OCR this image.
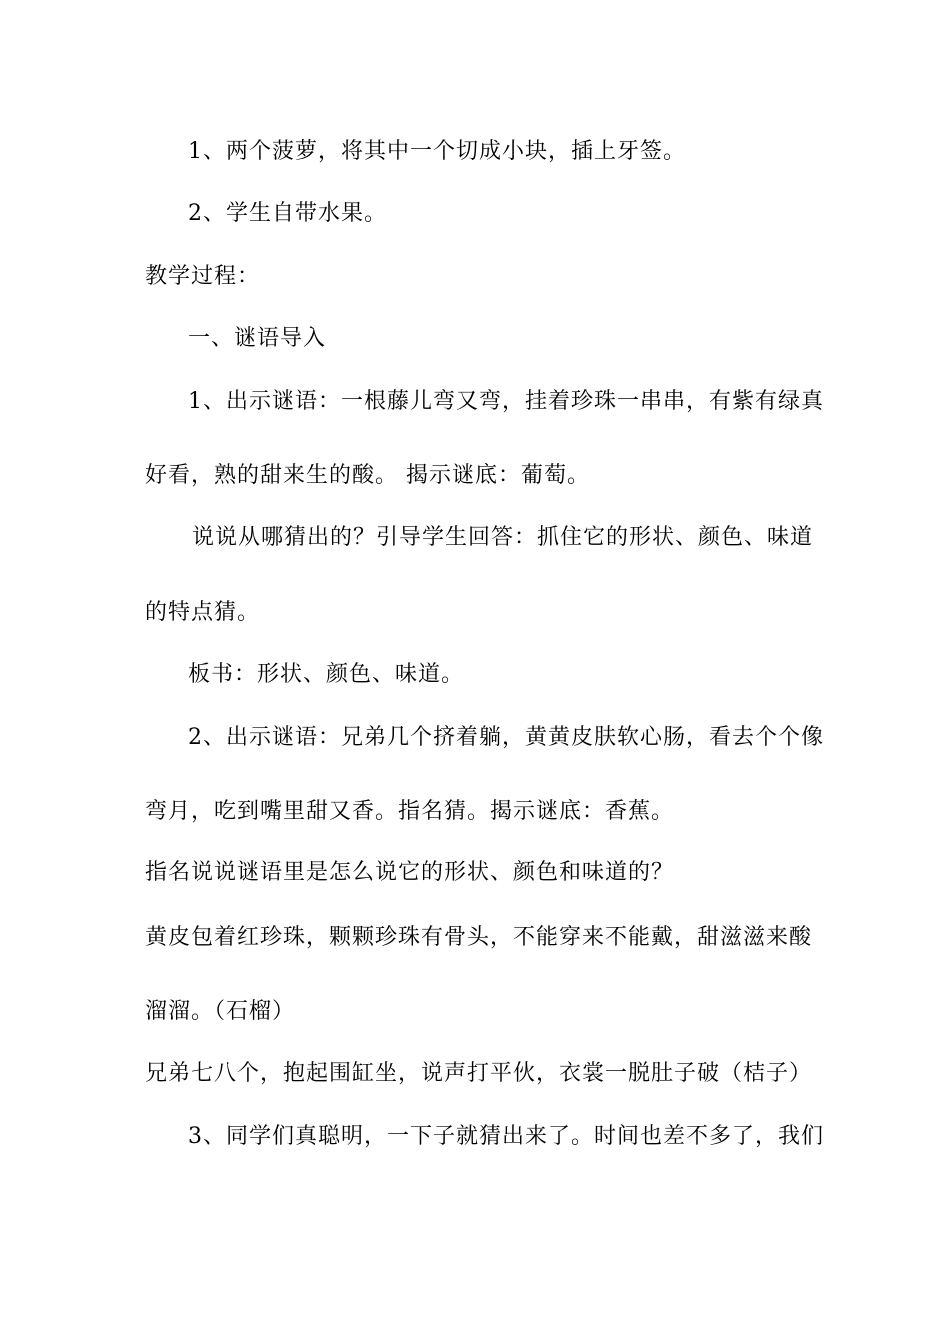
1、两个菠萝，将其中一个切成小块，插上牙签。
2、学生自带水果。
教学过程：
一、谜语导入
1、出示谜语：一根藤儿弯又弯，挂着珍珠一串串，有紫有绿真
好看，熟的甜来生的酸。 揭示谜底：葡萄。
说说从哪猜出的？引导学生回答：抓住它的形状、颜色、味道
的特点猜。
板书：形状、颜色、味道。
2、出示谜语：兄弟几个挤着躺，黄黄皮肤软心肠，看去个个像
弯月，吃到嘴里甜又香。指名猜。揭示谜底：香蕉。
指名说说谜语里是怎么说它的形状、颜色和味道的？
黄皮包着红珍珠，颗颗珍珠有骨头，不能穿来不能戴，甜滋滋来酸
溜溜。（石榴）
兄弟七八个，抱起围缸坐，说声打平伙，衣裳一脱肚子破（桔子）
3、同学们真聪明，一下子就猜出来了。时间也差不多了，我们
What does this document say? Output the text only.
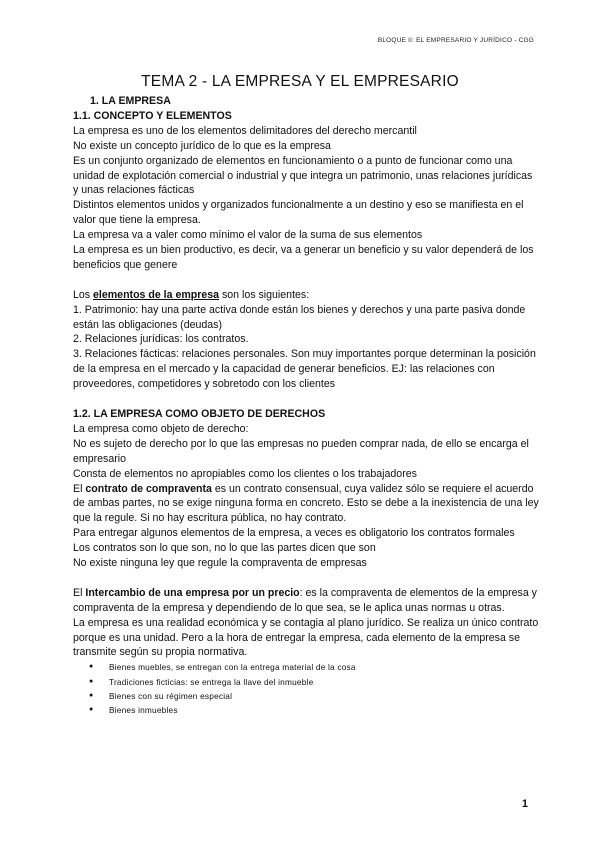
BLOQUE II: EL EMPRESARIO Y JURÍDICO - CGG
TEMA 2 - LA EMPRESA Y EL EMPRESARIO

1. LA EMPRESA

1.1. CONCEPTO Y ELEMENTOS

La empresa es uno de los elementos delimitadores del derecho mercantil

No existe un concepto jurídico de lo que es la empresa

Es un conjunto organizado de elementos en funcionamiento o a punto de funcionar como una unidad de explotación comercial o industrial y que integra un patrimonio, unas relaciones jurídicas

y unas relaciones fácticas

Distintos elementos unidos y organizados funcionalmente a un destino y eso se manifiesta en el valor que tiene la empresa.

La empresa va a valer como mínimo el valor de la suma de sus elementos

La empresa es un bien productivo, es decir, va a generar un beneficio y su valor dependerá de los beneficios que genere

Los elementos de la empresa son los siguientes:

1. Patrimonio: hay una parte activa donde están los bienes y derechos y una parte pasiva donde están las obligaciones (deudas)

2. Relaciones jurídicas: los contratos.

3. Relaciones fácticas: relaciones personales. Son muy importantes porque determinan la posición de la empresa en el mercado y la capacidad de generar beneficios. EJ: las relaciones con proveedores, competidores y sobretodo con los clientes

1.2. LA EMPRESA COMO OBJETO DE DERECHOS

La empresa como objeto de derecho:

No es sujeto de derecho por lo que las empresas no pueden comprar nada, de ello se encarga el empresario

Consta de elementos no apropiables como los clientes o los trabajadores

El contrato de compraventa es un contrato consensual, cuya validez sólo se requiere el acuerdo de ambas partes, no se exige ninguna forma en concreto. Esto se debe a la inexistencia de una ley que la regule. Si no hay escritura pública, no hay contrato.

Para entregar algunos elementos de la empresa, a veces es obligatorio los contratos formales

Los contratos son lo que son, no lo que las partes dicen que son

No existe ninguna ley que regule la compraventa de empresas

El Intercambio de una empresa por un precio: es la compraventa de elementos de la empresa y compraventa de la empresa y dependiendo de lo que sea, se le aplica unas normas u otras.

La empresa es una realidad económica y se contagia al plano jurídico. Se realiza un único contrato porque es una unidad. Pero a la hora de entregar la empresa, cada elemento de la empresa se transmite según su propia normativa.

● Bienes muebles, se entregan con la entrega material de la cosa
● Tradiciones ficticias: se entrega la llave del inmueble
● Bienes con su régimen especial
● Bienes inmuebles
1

******************************

THE TASK:
The records above must be printed exactly; the pictures stay out.

RESULT OF THIS EXERCISE:
OCR this image.
1、两个菠萝，将其中一个切成小块，插上牙签。
2、学生自带水果。
教学过程：
一、谜语导入
1、出示谜语：一根藤儿弯又弯，挂着珍珠一串串，有紫有绿真
好看，熟的甜来生的酸。 揭示谜底：葡萄。
说说从哪猜出的？引导学生回答：抓住它的形状、颜色、味道
的特点猜。
板书：形状、颜色、味道。
2、出示谜语：兄弟几个挤着躺，黄黄皮肤软心肠，看去个个像
弯月，吃到嘴里甜又香。指名猜。揭示谜底：香蕉。
指名说说谜语里是怎么说它的形状、颜色和味道的？
黄皮包着红珍珠，颗颗珍珠有骨头，不能穿来不能戴，甜滋滋来酸
溜溜。（石榴）
兄弟七八个，抱起围缸坐，说声打平伙，衣裳一脱肚子破（桔子）
3、同学们真聪明，一下子就猜出来了。时间也差不多了，我们
What does this document say? Output the text only.
BLOQUE II: EL EMPRESARIO Y JURÍDICO - CGG
TEMA 2 - LA EMPRESA Y EL EMPRESARIO

1. LA EMPRESA

1.1. CONCEPTO Y ELEMENTOS

La empresa es uno de los elementos delimitadores del derecho mercantil

No existe un concepto jurídico de lo que es la empresa

Es un conjunto organizado de elementos en funcionamiento o a punto de funcionar como una unidad de explotación comercial o industrial y que integra un patrimonio, unas relaciones jurídicas

y unas relaciones fácticas

Distintos elementos unidos y organizados funcionalmente a un destino y eso se manifiesta en el valor que tiene la empresa.

La empresa va a valer como mínimo el valor de la suma de sus elementos

La empresa es un bien productivo, es decir, va a generar un beneficio y su valor dependerá de los beneficios que genere

Los elementos de la empresa son los siguientes:

1. Patrimonio: hay una parte activa donde están los bienes y derechos y una parte pasiva donde están las obligaciones (deudas)

2. Relaciones jurídicas: los contratos.

3. Relaciones fácticas: relaciones personales. Son muy importantes porque determinan la posición de la empresa en el mercado y la capacidad de generar beneficios. EJ: las relaciones con proveedores, competidores y sobretodo con los clientes

1.2. LA EMPRESA COMO OBJETO DE DERECHOS

La empresa como objeto de derecho:

No es sujeto de derecho por lo que las empresas no pueden comprar nada, de ello se encarga el empresario

Consta de elementos no apropiables como los clientes o los trabajadores

El contrato de compraventa es un contrato consensual, cuya validez sólo se requiere el acuerdo de ambas partes, no se exige ninguna forma en concreto. Esto se debe a la inexistencia de una ley que la regule. Si no hay escritura pública, no hay contrato.

Para entregar algunos elementos de la empresa, a veces es obligatorio los contratos formales

Los contratos son lo que son, no lo que las partes dicen que son

No existe ninguna ley que regule la compraventa de empresas

El Intercambio de una empresa por un precio: es la compraventa de elementos de la empresa y compraventa de la empresa y dependiendo de lo que sea, se le aplica unas normas u otras.

La empresa es una realidad económica y se contagia al plano jurídico. Se realiza un único contrato porque es una unidad. Pero a la hora de entregar la empresa, cada elemento de la empresa se transmite según su propia normativa.

● Bienes muebles, se entregan con la entrega material de la cosa
● Tradiciones ficticias: se entrega la llave del inmueble
● Bienes con su régimen especial
● Bienes inmuebles
1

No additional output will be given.